Information given:
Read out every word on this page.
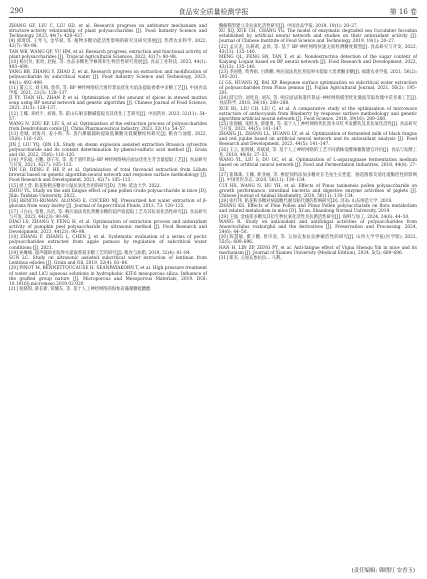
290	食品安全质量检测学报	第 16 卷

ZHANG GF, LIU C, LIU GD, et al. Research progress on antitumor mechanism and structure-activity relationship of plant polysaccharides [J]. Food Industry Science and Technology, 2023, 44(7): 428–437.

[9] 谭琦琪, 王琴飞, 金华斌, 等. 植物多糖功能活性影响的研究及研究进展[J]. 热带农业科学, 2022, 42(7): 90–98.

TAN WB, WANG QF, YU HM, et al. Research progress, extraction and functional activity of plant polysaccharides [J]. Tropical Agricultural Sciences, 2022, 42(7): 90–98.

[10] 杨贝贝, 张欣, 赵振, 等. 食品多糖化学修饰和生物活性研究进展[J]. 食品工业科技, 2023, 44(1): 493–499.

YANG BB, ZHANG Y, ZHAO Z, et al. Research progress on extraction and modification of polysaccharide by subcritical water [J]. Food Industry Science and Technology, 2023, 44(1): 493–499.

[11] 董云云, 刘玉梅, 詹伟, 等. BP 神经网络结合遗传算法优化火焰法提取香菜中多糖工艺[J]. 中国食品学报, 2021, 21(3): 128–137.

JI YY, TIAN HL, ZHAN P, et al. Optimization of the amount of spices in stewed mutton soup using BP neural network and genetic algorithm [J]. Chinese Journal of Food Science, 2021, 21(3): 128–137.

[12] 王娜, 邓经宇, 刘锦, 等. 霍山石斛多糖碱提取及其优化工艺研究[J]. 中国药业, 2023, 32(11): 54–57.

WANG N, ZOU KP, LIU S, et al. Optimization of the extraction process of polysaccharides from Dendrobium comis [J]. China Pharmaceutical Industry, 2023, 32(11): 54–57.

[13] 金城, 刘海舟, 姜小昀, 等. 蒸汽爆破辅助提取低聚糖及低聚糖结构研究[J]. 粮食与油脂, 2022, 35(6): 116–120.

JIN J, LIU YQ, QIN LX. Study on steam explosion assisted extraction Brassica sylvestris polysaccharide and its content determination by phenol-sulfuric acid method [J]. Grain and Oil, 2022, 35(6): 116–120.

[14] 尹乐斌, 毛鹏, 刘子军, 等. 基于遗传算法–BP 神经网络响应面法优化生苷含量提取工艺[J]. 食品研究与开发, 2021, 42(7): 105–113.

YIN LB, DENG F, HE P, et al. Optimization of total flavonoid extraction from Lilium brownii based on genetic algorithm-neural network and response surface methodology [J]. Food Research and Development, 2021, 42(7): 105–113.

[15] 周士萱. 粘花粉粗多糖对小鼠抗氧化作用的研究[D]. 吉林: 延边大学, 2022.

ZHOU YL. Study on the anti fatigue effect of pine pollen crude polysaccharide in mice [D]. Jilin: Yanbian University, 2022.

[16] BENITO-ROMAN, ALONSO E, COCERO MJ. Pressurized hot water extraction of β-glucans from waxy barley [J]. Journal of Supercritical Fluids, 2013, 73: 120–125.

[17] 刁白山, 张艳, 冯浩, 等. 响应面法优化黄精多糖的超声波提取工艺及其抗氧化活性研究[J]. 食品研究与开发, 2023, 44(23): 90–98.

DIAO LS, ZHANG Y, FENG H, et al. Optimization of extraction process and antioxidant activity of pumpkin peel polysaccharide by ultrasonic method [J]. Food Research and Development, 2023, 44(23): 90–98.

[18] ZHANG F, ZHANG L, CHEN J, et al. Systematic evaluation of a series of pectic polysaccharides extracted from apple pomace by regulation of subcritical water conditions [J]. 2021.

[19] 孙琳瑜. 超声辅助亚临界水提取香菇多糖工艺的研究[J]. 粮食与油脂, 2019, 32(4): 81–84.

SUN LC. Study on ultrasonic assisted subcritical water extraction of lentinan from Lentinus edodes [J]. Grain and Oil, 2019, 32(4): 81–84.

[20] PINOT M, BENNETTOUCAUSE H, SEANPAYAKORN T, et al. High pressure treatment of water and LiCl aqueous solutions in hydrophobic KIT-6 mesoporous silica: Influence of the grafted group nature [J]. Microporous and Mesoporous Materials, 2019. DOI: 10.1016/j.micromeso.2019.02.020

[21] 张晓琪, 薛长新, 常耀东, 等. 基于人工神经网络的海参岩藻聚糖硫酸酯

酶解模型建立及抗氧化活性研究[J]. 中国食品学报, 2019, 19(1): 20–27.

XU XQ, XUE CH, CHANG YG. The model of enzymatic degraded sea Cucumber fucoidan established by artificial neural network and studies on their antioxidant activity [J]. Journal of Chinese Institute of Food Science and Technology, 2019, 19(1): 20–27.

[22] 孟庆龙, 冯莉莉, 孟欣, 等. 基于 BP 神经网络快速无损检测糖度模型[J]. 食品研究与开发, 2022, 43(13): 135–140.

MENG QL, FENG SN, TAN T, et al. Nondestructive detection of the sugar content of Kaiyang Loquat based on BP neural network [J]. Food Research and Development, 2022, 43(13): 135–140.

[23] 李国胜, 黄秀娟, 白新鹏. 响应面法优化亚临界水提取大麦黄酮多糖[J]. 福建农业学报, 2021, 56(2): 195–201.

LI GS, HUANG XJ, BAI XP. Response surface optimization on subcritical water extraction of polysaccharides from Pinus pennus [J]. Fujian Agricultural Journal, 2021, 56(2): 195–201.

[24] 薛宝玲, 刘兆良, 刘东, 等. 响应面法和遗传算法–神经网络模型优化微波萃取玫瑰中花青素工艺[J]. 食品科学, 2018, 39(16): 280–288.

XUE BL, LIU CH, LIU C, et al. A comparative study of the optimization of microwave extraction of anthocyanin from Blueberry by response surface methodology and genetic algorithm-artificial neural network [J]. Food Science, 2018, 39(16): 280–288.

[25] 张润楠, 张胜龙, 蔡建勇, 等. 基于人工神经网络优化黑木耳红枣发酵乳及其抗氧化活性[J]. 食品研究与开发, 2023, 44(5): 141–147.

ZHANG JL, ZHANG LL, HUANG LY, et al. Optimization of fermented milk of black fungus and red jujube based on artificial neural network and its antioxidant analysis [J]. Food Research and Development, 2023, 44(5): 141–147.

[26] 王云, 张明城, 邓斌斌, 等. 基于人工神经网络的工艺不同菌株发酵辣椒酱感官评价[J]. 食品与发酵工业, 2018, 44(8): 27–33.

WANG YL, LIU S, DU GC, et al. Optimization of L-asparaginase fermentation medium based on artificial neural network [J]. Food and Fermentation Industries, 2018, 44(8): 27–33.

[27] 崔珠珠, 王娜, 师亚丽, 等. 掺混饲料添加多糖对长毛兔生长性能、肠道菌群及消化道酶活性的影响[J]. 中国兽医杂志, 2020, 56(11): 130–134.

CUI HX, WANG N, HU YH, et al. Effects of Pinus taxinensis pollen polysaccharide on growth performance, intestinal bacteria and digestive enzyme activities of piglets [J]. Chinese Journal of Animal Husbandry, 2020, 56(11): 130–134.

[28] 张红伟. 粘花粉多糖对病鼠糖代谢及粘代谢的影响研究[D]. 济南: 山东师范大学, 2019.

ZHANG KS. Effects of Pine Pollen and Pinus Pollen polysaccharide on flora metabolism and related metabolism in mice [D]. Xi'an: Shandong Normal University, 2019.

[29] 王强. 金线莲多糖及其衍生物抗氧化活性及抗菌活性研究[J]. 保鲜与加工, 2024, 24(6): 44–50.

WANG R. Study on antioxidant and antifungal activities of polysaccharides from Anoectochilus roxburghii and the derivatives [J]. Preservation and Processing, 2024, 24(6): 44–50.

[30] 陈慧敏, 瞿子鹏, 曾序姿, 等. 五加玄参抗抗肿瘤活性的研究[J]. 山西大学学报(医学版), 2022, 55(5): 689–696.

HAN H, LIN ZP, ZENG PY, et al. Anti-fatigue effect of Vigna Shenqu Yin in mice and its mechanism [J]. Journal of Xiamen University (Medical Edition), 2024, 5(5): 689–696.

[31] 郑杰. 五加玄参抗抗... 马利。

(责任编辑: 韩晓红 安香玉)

Exercise brief:
Reply with one number, the count of lines in the preceding listing that hold the string "中国食品学报".

The answer:
2